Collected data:
....

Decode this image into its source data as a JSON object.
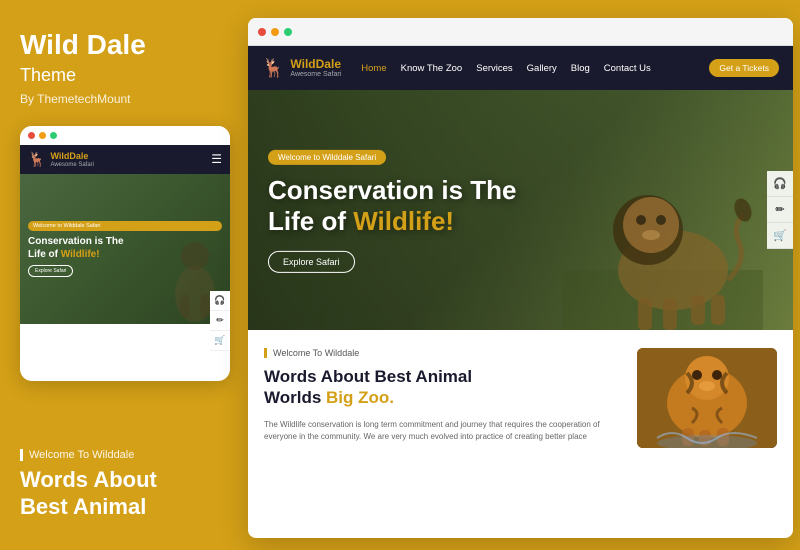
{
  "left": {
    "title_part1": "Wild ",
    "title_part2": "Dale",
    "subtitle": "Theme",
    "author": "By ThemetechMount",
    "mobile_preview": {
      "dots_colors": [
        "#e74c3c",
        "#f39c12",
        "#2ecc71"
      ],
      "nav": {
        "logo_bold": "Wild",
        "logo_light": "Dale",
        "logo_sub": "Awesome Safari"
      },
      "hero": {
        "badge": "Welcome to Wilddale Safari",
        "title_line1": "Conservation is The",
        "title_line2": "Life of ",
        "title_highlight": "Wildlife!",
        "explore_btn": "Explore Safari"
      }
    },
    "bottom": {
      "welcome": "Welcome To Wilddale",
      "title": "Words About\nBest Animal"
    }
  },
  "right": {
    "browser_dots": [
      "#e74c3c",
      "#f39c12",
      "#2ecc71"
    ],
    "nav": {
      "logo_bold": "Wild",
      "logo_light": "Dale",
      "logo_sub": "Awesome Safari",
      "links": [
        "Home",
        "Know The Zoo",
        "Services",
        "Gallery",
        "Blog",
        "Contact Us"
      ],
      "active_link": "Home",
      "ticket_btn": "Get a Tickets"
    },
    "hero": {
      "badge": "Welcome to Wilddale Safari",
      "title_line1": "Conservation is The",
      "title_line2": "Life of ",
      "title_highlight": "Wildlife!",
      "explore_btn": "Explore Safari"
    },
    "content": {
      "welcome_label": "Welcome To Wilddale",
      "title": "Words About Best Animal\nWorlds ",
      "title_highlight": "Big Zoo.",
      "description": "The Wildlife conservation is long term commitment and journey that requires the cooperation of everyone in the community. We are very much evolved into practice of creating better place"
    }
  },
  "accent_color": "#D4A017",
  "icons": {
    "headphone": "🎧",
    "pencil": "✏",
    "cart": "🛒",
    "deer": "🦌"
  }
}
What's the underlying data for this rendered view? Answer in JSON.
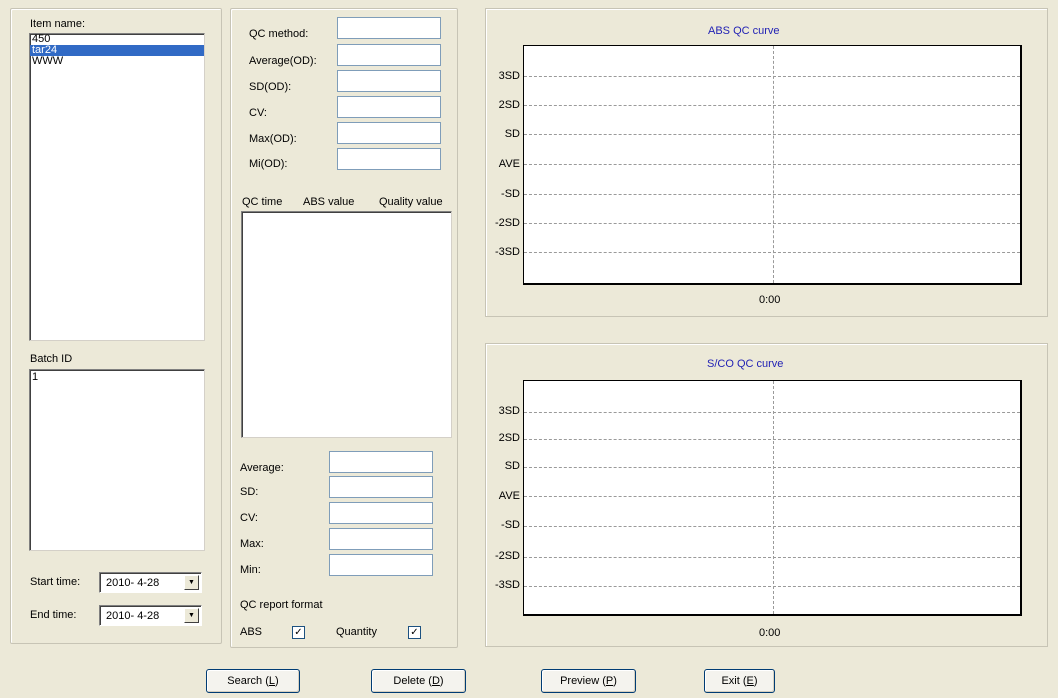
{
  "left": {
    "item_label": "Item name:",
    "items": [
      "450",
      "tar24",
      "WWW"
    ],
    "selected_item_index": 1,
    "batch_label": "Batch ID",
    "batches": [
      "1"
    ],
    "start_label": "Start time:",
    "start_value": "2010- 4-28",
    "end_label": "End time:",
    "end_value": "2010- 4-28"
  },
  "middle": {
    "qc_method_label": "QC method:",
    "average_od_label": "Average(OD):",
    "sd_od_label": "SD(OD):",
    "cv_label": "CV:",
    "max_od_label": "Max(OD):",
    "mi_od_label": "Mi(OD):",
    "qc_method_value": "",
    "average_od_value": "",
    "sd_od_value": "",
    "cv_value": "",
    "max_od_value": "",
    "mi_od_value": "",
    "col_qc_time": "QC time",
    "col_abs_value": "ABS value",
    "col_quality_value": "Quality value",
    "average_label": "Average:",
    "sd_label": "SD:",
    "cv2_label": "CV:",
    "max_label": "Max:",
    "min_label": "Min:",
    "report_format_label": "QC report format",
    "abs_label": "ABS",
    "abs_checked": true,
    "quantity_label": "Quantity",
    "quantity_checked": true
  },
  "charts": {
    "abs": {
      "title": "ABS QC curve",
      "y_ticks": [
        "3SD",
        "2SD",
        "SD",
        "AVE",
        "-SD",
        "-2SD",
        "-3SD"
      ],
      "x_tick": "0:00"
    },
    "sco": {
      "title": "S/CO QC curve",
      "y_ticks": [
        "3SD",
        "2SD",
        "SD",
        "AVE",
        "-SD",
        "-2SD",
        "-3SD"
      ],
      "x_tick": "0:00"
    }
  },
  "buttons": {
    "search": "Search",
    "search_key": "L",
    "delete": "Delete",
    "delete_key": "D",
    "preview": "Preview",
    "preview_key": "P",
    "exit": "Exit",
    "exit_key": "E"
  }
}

....

Reproduce the data above in full, exactly as it is, with the pictures left out.

• **Written reply**:
Decode this image into its source data as a JSON object.
{
  "left": {
    "title_part1": "Wild ",
    "title_part2": "Dale",
    "subtitle": "Theme",
    "author": "By ThemetechMount",
    "mobile_preview": {
      "dots_colors": [
        "#e74c3c",
        "#f39c12",
        "#2ecc71"
      ],
      "nav": {
        "logo_bold": "Wild",
        "logo_light": "Dale",
        "logo_sub": "Awesome Safari"
      },
      "hero": {
        "badge": "Welcome to Wilddale Safari",
        "title_line1": "Conservation is The",
        "title_line2": "Life of ",
        "title_highlight": "Wildlife!",
        "explore_btn": "Explore Safari"
      }
    },
    "bottom": {
      "welcome": "Welcome To Wilddale",
      "title": "Words About\nBest Animal"
    }
  },
  "right": {
    "browser_dots": [
      "#e74c3c",
      "#f39c12",
      "#2ecc71"
    ],
    "nav": {
      "logo_bold": "Wild",
      "logo_light": "Dale",
      "logo_sub": "Awesome Safari",
      "links": [
        "Home",
        "Know The Zoo",
        "Services",
        "Gallery",
        "Blog",
        "Contact Us"
      ],
      "active_link": "Home",
      "ticket_btn": "Get a Tickets"
    },
    "hero": {
      "badge": "Welcome to Wilddale Safari",
      "title_line1": "Conservation is The",
      "title_line2": "Life of ",
      "title_highlight": "Wildlife!",
      "explore_btn": "Explore Safari"
    },
    "content": {
      "welcome_label": "Welcome To Wilddale",
      "title": "Words About Best Animal\nWorlds ",
      "title_highlight": "Big Zoo.",
      "description": "The Wildlife conservation is long term commitment and journey that requires the cooperation of everyone in the community. We are very much evolved into practice of creating better place"
    }
  },
  "accent_color": "#D4A017",
  "icons": {
    "headphone": "🎧",
    "pencil": "✏",
    "cart": "🛒",
    "deer": "🦌"
  }
}
What's the underlying data for this rendered view? Answer in JSON.
{
  "left": {
    "item_label": "Item name:",
    "items": [
      "450",
      "tar24",
      "WWW"
    ],
    "selected_item_index": 1,
    "batch_label": "Batch ID",
    "batches": [
      "1"
    ],
    "start_label": "Start time:",
    "start_value": "2010- 4-28",
    "end_label": "End time:",
    "end_value": "2010- 4-28"
  },
  "middle": {
    "qc_method_label": "QC method:",
    "average_od_label": "Average(OD):",
    "sd_od_label": "SD(OD):",
    "cv_label": "CV:",
    "max_od_label": "Max(OD):",
    "mi_od_label": "Mi(OD):",
    "qc_method_value": "",
    "average_od_value": "",
    "sd_od_value": "",
    "cv_value": "",
    "max_od_value": "",
    "mi_od_value": "",
    "col_qc_time": "QC time",
    "col_abs_value": "ABS value",
    "col_quality_value": "Quality value",
    "average_label": "Average:",
    "sd_label": "SD:",
    "cv2_label": "CV:",
    "max_label": "Max:",
    "min_label": "Min:",
    "report_format_label": "QC report format",
    "abs_label": "ABS",
    "abs_checked": true,
    "quantity_label": "Quantity",
    "quantity_checked": true
  },
  "charts": {
    "abs": {
      "title": "ABS QC curve",
      "y_ticks": [
        "3SD",
        "2SD",
        "SD",
        "AVE",
        "-SD",
        "-2SD",
        "-3SD"
      ],
      "x_tick": "0:00"
    },
    "sco": {
      "title": "S/CO QC curve",
      "y_ticks": [
        "3SD",
        "2SD",
        "SD",
        "AVE",
        "-SD",
        "-2SD",
        "-3SD"
      ],
      "x_tick": "0:00"
    }
  },
  "buttons": {
    "search": "Search",
    "search_key": "L",
    "delete": "Delete",
    "delete_key": "D",
    "preview": "Preview",
    "preview_key": "P",
    "exit": "Exit",
    "exit_key": "E"
  }
}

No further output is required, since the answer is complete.